> What needs to be done
Reproduce the records exactly.

> Source material
- - - - - - -
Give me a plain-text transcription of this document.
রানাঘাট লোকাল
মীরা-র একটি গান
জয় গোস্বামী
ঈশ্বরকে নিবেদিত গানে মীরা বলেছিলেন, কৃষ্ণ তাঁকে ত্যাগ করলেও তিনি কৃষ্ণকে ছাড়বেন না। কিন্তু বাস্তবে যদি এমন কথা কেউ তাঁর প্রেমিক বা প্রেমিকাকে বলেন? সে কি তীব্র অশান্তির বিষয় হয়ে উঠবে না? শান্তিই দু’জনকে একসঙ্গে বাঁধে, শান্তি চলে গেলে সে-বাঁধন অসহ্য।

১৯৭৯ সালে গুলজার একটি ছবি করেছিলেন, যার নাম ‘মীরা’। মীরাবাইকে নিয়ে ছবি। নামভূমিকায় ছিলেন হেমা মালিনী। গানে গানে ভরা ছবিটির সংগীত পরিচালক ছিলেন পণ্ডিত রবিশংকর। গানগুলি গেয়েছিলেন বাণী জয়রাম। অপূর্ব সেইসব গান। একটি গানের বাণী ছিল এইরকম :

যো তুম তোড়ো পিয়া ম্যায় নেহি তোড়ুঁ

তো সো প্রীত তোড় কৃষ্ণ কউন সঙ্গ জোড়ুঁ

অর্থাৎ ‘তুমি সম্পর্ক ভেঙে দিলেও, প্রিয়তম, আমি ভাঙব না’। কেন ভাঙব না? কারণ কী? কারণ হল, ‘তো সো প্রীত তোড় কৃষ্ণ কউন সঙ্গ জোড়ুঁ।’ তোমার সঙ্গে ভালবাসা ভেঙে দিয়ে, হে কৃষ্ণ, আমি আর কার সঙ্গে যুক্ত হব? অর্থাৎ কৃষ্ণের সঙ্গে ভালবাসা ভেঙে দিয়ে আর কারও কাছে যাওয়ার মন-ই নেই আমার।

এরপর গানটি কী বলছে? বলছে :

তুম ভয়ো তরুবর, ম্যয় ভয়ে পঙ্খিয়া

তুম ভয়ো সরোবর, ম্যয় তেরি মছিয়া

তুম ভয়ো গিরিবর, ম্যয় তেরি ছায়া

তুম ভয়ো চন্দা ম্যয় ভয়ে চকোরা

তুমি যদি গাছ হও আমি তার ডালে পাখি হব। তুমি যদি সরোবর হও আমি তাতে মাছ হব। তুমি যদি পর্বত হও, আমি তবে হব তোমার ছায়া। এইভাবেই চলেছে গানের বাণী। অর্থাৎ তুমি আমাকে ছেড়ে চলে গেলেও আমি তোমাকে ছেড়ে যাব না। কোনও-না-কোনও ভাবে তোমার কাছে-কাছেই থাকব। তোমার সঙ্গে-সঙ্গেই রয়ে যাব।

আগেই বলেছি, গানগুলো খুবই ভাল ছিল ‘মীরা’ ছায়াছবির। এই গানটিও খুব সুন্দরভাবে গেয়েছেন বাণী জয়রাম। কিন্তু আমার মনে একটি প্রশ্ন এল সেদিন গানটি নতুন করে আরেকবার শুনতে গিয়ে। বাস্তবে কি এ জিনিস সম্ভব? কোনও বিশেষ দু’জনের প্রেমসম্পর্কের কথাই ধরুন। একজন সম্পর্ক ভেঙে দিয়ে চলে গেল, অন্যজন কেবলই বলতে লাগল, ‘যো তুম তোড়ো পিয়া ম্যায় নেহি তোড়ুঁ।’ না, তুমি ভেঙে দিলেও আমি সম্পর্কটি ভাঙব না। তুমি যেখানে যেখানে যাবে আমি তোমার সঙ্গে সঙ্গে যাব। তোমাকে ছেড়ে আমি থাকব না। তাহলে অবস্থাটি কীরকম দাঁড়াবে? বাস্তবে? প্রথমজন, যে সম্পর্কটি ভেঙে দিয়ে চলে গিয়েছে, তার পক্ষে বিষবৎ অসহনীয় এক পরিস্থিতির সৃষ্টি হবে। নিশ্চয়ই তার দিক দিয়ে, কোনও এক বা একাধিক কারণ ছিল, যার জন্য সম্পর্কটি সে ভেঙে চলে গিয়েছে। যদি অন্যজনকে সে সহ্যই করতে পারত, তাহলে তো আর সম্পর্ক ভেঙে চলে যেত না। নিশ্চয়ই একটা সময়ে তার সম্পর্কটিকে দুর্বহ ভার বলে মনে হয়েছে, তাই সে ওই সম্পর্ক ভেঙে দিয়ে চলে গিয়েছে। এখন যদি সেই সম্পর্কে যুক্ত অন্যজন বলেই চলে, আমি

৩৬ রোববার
- - - - - - -
> Response
Give me a plain-text transcription of this document.
রানাঘাট লোকাল
মীরা-র একটি গান
জয় গোস্বামী
ঈশ্বরকে নিবেদিত গানে মীরা বলেছিলেন, কৃষ্ণ তাঁকে ত্যাগ করলেও তিনি কৃষ্ণকে ছাড়বেন না। কিন্তু বাস্তবে যদি এমন কথা কেউ তাঁর প্রেমিক বা প্রেমিকাকে বলেন? সে কি তীব্র অশান্তির বিষয় হয়ে উঠবে না? শান্তিই দু’জনকে একসঙ্গে বাঁধে, শান্তি চলে গেলে সে-বাঁধন অসহ্য।

১৯৭৯ সালে গুলজার একটি ছবি করেছিলেন, যার নাম ‘মীরা’। মীরাবাইকে নিয়ে ছবি। নামভূমিকায় ছিলেন হেমা মালিনী। গানে গানে ভরা ছবিটির সংগীত পরিচালক ছিলেন পণ্ডিত রবিশংকর। গানগুলি গেয়েছিলেন বাণী জয়রাম। অপূর্ব সেইসব গান। একটি গানের বাণী ছিল এইরকম :

যো তুম তোড়ো পিয়া ম্যায় নেহি তোড়ুঁ

তো সো প্রীত তোড় কৃষ্ণ কউন সঙ্গ জোড়ুঁ

অর্থাৎ ‘তুমি সম্পর্ক ভেঙে দিলেও, প্রিয়তম, আমি ভাঙব না’। কেন ভাঙব না? কারণ কী? কারণ হল, ‘তো সো প্রীত তোড় কৃষ্ণ কউন সঙ্গ জোড়ুঁ।’ তোমার সঙ্গে ভালবাসা ভেঙে দিয়ে, হে কৃষ্ণ, আমি আর কার সঙ্গে যুক্ত হব? অর্থাৎ কৃষ্ণের সঙ্গে ভালবাসা ভেঙে দিয়ে আর কারও কাছে যাওয়ার মন-ই নেই আমার।

এরপর গানটি কী বলছে? বলছে :

তুম ভয়ো তরুবর, ম্যয় ভয়ে পঙ্খিয়া

তুম ভয়ো সরোবর, ম্যয় তেরি মছিয়া

তুম ভয়ো গিরিবর, ম্যয় তেরি ছায়া

তুম ভয়ো চন্দা ম্যয় ভয়ে চকোরা

তুমি যদি গাছ হও আমি তার ডালে পাখি হব। তুমি যদি সরোবর হও আমি তাতে মাছ হব। তুমি যদি পর্বত হও, আমি তবে হব তোমার ছায়া। এইভাবেই চলেছে গানের বাণী। অর্থাৎ তুমি আমাকে ছেড়ে চলে গেলেও আমি তোমাকে ছেড়ে যাব না। কোনও-না-কোনও ভাবে তোমার কাছে-কাছেই থাকব। তোমার সঙ্গে-সঙ্গেই রয়ে যাব।

আগেই বলেছি, গানগুলো খুবই ভাল ছিল ‘মীরা’ ছায়াছবির। এই গানটিও খুব সুন্দরভাবে গেয়েছেন বাণী জয়রাম। কিন্তু আমার মনে একটি প্রশ্ন এল সেদিন গানটি নতুন করে আরেকবার শুনতে গিয়ে। বাস্তবে কি এ জিনিস সম্ভব? কোনও বিশেষ দু’জনের প্রেমসম্পর্কের কথাই ধরুন। একজন সম্পর্ক ভেঙে দিয়ে চলে গেল, অন্যজন কেবলই বলতে লাগল, ‘যো তুম তোড়ো পিয়া ম্যায় নেহি তোড়ুঁ।’ না, তুমি ভেঙে দিলেও আমি সম্পর্কটি ভাঙব না। তুমি যেখানে যেখানে যাবে আমি তোমার সঙ্গে সঙ্গে যাব। তোমাকে ছেড়ে আমি থাকব না। তাহলে অবস্থাটি কীরকম দাঁড়াবে? বাস্তবে? প্রথমজন, যে সম্পর্কটি ভেঙে দিয়ে চলে গিয়েছে, তার পক্ষে বিষবৎ অসহনীয় এক পরিস্থিতির সৃষ্টি হবে। নিশ্চয়ই তার দিক দিয়ে, কোনও এক বা একাধিক কারণ ছিল, যার জন্য সম্পর্কটি সে ভেঙে চলে গিয়েছে। যদি অন্যজনকে সে সহ্যই করতে পারত, তাহলে তো আর সম্পর্ক ভেঙে চলে যেত না। নিশ্চয়ই একটা সময়ে তার সম্পর্কটিকে দুর্বহ ভার বলে মনে হয়েছে, তাই সে ওই সম্পর্ক ভেঙে দিয়ে চলে গিয়েছে। এখন যদি সেই সম্পর্কে যুক্ত অন্যজন বলেই চলে, আমি

৩৬ রোববার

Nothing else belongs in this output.